(Stored data)
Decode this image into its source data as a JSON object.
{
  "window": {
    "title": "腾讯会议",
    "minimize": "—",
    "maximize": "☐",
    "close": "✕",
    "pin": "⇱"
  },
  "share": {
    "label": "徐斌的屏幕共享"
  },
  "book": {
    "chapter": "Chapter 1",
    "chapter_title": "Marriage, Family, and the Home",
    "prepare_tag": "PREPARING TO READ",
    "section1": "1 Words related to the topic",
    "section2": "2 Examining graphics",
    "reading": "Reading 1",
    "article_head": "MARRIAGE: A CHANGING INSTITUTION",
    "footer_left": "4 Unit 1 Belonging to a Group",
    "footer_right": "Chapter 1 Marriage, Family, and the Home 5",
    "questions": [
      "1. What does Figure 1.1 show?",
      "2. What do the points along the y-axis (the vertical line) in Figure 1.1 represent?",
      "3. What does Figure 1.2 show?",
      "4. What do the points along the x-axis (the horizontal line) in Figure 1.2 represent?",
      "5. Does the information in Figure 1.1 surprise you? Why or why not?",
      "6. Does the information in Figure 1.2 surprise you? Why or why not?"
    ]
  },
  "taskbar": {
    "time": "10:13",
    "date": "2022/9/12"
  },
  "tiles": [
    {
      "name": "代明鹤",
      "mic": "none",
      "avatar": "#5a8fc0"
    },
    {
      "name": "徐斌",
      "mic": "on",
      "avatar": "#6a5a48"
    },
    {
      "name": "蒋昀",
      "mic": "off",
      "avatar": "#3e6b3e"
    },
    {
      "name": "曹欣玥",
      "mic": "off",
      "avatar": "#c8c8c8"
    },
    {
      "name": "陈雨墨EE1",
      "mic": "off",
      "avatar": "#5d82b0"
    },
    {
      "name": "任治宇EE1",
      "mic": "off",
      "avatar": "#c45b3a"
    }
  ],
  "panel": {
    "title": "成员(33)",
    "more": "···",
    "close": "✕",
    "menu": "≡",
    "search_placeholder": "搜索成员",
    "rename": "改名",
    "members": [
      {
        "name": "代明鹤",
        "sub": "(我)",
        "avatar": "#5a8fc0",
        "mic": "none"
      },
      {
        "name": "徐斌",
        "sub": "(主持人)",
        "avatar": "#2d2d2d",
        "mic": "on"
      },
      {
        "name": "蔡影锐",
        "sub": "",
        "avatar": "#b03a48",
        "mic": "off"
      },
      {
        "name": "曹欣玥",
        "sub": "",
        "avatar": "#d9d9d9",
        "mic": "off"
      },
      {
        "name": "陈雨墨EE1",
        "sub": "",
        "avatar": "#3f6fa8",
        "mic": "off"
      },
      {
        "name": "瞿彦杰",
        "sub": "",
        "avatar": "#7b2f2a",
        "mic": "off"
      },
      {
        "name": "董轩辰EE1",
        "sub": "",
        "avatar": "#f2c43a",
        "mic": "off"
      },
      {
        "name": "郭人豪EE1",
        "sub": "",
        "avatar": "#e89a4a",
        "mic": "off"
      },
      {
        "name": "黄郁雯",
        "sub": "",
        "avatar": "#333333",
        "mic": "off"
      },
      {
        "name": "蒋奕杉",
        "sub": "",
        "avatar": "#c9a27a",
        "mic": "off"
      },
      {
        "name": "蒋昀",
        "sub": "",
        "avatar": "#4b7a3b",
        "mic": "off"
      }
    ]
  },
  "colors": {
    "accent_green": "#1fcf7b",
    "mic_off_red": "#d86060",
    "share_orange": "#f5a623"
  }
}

Short problem: Collect each line holding the string "show".

Reply to the task:
      "1. What does Figure 1.1 show?",
      "3. What does Figure 1.2 show?",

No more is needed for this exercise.